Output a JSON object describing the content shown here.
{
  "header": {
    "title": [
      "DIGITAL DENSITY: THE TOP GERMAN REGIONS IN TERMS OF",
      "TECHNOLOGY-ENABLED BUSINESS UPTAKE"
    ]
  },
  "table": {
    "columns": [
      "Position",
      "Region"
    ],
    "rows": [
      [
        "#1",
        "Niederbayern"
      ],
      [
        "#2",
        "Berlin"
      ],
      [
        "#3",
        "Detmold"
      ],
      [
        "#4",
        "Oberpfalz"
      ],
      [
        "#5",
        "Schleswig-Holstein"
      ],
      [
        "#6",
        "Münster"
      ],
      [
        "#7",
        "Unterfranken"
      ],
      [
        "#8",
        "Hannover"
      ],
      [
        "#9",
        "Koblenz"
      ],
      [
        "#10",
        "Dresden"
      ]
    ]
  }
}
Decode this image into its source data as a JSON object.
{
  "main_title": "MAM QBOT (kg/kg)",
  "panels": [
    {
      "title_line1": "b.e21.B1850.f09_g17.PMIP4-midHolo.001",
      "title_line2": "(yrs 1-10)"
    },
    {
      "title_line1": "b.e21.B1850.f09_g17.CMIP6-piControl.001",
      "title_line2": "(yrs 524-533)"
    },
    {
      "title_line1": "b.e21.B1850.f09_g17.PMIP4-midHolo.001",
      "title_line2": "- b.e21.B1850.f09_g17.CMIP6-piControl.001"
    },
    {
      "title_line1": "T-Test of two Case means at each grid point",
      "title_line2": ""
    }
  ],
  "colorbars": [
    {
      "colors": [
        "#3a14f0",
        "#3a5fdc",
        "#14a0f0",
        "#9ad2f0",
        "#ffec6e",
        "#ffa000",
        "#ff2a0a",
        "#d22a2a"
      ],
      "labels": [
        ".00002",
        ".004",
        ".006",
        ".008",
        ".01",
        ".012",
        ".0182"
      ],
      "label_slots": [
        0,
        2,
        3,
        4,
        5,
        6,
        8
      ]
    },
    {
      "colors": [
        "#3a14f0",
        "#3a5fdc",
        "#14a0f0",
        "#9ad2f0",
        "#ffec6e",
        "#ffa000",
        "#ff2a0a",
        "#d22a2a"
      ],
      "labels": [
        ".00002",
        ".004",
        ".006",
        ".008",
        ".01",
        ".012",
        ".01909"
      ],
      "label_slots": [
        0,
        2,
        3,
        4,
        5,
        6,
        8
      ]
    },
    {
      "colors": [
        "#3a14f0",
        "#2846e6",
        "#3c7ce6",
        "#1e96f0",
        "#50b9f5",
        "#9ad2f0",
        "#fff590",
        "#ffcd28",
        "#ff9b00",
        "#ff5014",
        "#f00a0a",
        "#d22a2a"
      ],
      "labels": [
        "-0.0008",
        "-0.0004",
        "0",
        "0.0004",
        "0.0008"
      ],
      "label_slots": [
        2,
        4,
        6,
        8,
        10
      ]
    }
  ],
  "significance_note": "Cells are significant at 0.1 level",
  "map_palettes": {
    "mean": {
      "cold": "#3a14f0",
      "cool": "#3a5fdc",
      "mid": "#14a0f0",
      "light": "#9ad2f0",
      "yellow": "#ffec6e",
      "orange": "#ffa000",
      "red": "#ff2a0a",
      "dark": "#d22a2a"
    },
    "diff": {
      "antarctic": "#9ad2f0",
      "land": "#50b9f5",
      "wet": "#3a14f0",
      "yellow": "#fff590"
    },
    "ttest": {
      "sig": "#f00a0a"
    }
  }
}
-------------------------
Your goal
Of all the lines in the data above, state how many include "JSON". Say only the number.

Task output
2